== TASK REQUIREMENTS ==
Type out the data exactly as given. Skip any image.
--- start RECORDS ---
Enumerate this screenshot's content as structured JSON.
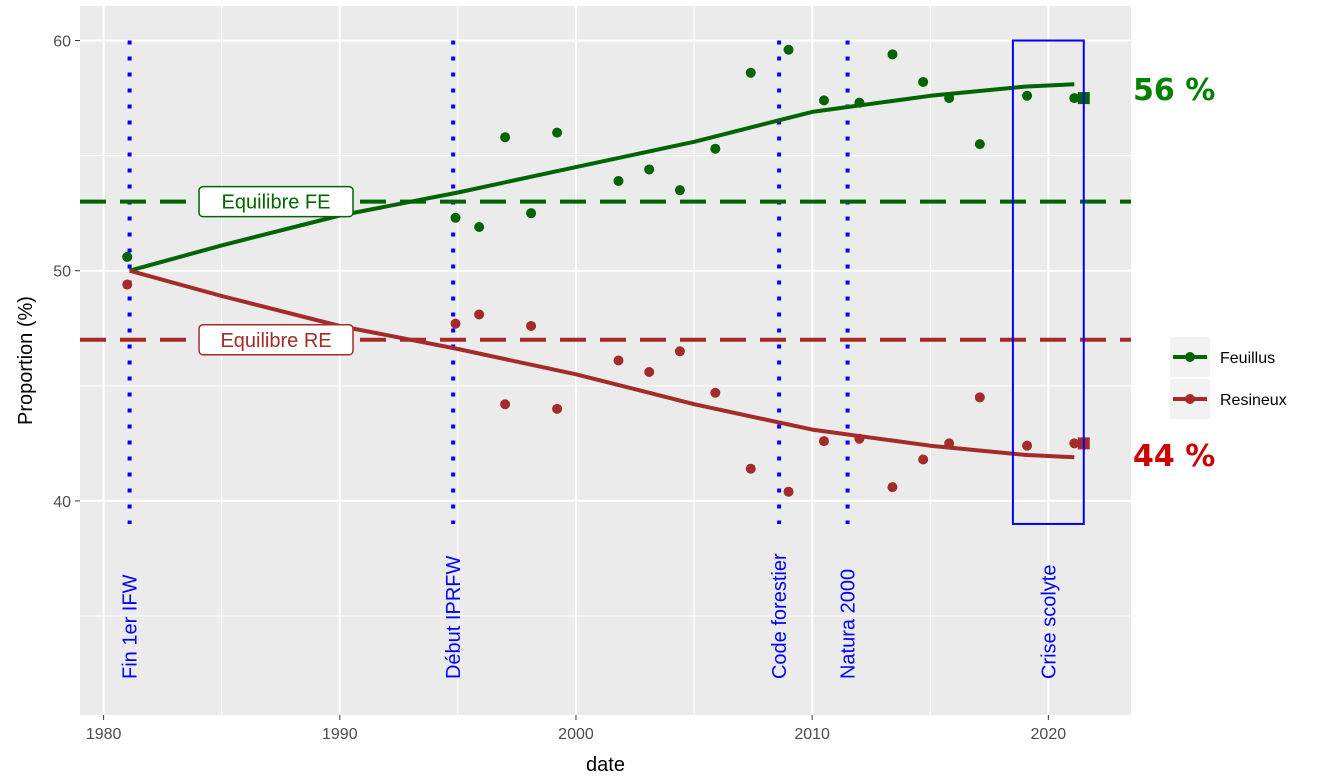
{
  "chart_data": {
    "type": "scatter",
    "xlabel": "date",
    "ylabel": "Proportion (%)",
    "xlim": [
      1979,
      2023.5
    ],
    "ylim": [
      30.7,
      61.5
    ],
    "xticks": [
      1980,
      1990,
      2000,
      2010,
      2020
    ],
    "yticks": [
      40,
      50,
      60
    ],
    "grid": true,
    "legend_position": "right",
    "series": [
      {
        "name": "Feuillus",
        "color": "#006400",
        "points": [
          [
            1981.0,
            50.6
          ],
          [
            1994.9,
            52.3
          ],
          [
            1995.9,
            51.9
          ],
          [
            1997.0,
            55.8
          ],
          [
            1998.1,
            52.5
          ],
          [
            1999.2,
            56.0
          ],
          [
            2001.8,
            53.9
          ],
          [
            2003.1,
            54.4
          ],
          [
            2004.4,
            53.5
          ],
          [
            2005.9,
            55.3
          ],
          [
            2007.4,
            58.6
          ],
          [
            2009.0,
            59.6
          ],
          [
            2010.5,
            57.4
          ],
          [
            2012.0,
            57.3
          ],
          [
            2013.4,
            59.4
          ],
          [
            2014.7,
            58.2
          ],
          [
            2015.8,
            57.5
          ],
          [
            2017.1,
            55.5
          ],
          [
            2019.1,
            57.6
          ],
          [
            2021.1,
            57.5
          ]
        ],
        "fit": [
          [
            1981.1,
            50.0
          ],
          [
            1985,
            51.1
          ],
          [
            1990,
            52.4
          ],
          [
            1995,
            53.4
          ],
          [
            2000,
            54.5
          ],
          [
            2005,
            55.6
          ],
          [
            2010,
            56.9
          ],
          [
            2015,
            57.6
          ],
          [
            2019,
            58.0
          ],
          [
            2021.1,
            58.1
          ]
        ],
        "end_square": [
          2021.5,
          57.5
        ]
      },
      {
        "name": "Resineux",
        "color": "#A52A2A",
        "points": [
          [
            1981.0,
            49.4
          ],
          [
            1994.9,
            47.7
          ],
          [
            1995.9,
            48.1
          ],
          [
            1997.0,
            44.2
          ],
          [
            1998.1,
            47.6
          ],
          [
            1999.2,
            44.0
          ],
          [
            2001.8,
            46.1
          ],
          [
            2003.1,
            45.6
          ],
          [
            2004.4,
            46.5
          ],
          [
            2005.9,
            44.7
          ],
          [
            2007.4,
            41.4
          ],
          [
            2009.0,
            40.4
          ],
          [
            2010.5,
            42.6
          ],
          [
            2012.0,
            42.7
          ],
          [
            2013.4,
            40.6
          ],
          [
            2014.7,
            41.8
          ],
          [
            2015.8,
            42.5
          ],
          [
            2017.1,
            44.5
          ],
          [
            2019.1,
            42.4
          ],
          [
            2021.1,
            42.5
          ]
        ],
        "fit": [
          [
            1981.1,
            50.0
          ],
          [
            1985,
            48.9
          ],
          [
            1990,
            47.6
          ],
          [
            1995,
            46.6
          ],
          [
            2000,
            45.5
          ],
          [
            2005,
            44.2
          ],
          [
            2010,
            43.1
          ],
          [
            2015,
            42.4
          ],
          [
            2019,
            42.0
          ],
          [
            2021.1,
            41.9
          ]
        ],
        "end_square": [
          2021.5,
          42.5
        ]
      }
    ],
    "hlines": [
      {
        "y": 53,
        "color": "#006400",
        "label": "Equilibre FE",
        "label_x": 1987.3
      },
      {
        "y": 47,
        "color": "#A52A2A",
        "label": "Equilibre RE",
        "label_x": 1987.3
      }
    ],
    "vlines": [
      {
        "x": 1981.1,
        "label": "Fin 1er IFW"
      },
      {
        "x": 1994.8,
        "label": "Début IPRFW"
      },
      {
        "x": 2008.6,
        "label": "Code forestier"
      },
      {
        "x": 2011.5,
        "label": "Natura 2000"
      }
    ],
    "event_color": "#0000FF",
    "highlight_box": {
      "x0": 2018.5,
      "x1": 2021.5,
      "y0": 39,
      "y1": 60,
      "label": "Crise scolyte"
    },
    "annotations": [
      {
        "text": "56 %",
        "color": "#008000",
        "anchor_y": 57.9
      },
      {
        "text": "44 %",
        "color": "#CC0000",
        "anchor_y": 42.0
      }
    ]
  }
}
--- end RECORDS ---
== EXERCISE ANSWER ==
Enumerate this screenshot's content as structured JSON.
{
  "chart_data": {
    "type": "scatter",
    "xlabel": "date",
    "ylabel": "Proportion (%)",
    "xlim": [
      1979,
      2023.5
    ],
    "ylim": [
      30.7,
      61.5
    ],
    "xticks": [
      1980,
      1990,
      2000,
      2010,
      2020
    ],
    "yticks": [
      40,
      50,
      60
    ],
    "grid": true,
    "legend_position": "right",
    "series": [
      {
        "name": "Feuillus",
        "color": "#006400",
        "points": [
          [
            1981.0,
            50.6
          ],
          [
            1994.9,
            52.3
          ],
          [
            1995.9,
            51.9
          ],
          [
            1997.0,
            55.8
          ],
          [
            1998.1,
            52.5
          ],
          [
            1999.2,
            56.0
          ],
          [
            2001.8,
            53.9
          ],
          [
            2003.1,
            54.4
          ],
          [
            2004.4,
            53.5
          ],
          [
            2005.9,
            55.3
          ],
          [
            2007.4,
            58.6
          ],
          [
            2009.0,
            59.6
          ],
          [
            2010.5,
            57.4
          ],
          [
            2012.0,
            57.3
          ],
          [
            2013.4,
            59.4
          ],
          [
            2014.7,
            58.2
          ],
          [
            2015.8,
            57.5
          ],
          [
            2017.1,
            55.5
          ],
          [
            2019.1,
            57.6
          ],
          [
            2021.1,
            57.5
          ]
        ],
        "fit": [
          [
            1981.1,
            50.0
          ],
          [
            1985,
            51.1
          ],
          [
            1990,
            52.4
          ],
          [
            1995,
            53.4
          ],
          [
            2000,
            54.5
          ],
          [
            2005,
            55.6
          ],
          [
            2010,
            56.9
          ],
          [
            2015,
            57.6
          ],
          [
            2019,
            58.0
          ],
          [
            2021.1,
            58.1
          ]
        ],
        "end_square": [
          2021.5,
          57.5
        ]
      },
      {
        "name": "Resineux",
        "color": "#A52A2A",
        "points": [
          [
            1981.0,
            49.4
          ],
          [
            1994.9,
            47.7
          ],
          [
            1995.9,
            48.1
          ],
          [
            1997.0,
            44.2
          ],
          [
            1998.1,
            47.6
          ],
          [
            1999.2,
            44.0
          ],
          [
            2001.8,
            46.1
          ],
          [
            2003.1,
            45.6
          ],
          [
            2004.4,
            46.5
          ],
          [
            2005.9,
            44.7
          ],
          [
            2007.4,
            41.4
          ],
          [
            2009.0,
            40.4
          ],
          [
            2010.5,
            42.6
          ],
          [
            2012.0,
            42.7
          ],
          [
            2013.4,
            40.6
          ],
          [
            2014.7,
            41.8
          ],
          [
            2015.8,
            42.5
          ],
          [
            2017.1,
            44.5
          ],
          [
            2019.1,
            42.4
          ],
          [
            2021.1,
            42.5
          ]
        ],
        "fit": [
          [
            1981.1,
            50.0
          ],
          [
            1985,
            48.9
          ],
          [
            1990,
            47.6
          ],
          [
            1995,
            46.6
          ],
          [
            2000,
            45.5
          ],
          [
            2005,
            44.2
          ],
          [
            2010,
            43.1
          ],
          [
            2015,
            42.4
          ],
          [
            2019,
            42.0
          ],
          [
            2021.1,
            41.9
          ]
        ],
        "end_square": [
          2021.5,
          42.5
        ]
      }
    ],
    "hlines": [
      {
        "y": 53,
        "color": "#006400",
        "label": "Equilibre FE",
        "label_x": 1987.3
      },
      {
        "y": 47,
        "color": "#A52A2A",
        "label": "Equilibre RE",
        "label_x": 1987.3
      }
    ],
    "vlines": [
      {
        "x": 1981.1,
        "label": "Fin 1er IFW"
      },
      {
        "x": 1994.8,
        "label": "Début IPRFW"
      },
      {
        "x": 2008.6,
        "label": "Code forestier"
      },
      {
        "x": 2011.5,
        "label": "Natura 2000"
      }
    ],
    "event_color": "#0000FF",
    "highlight_box": {
      "x0": 2018.5,
      "x1": 2021.5,
      "y0": 39,
      "y1": 60,
      "label": "Crise scolyte"
    },
    "annotations": [
      {
        "text": "56 %",
        "color": "#008000",
        "anchor_y": 57.9
      },
      {
        "text": "44 %",
        "color": "#CC0000",
        "anchor_y": 42.0
      }
    ]
  }
}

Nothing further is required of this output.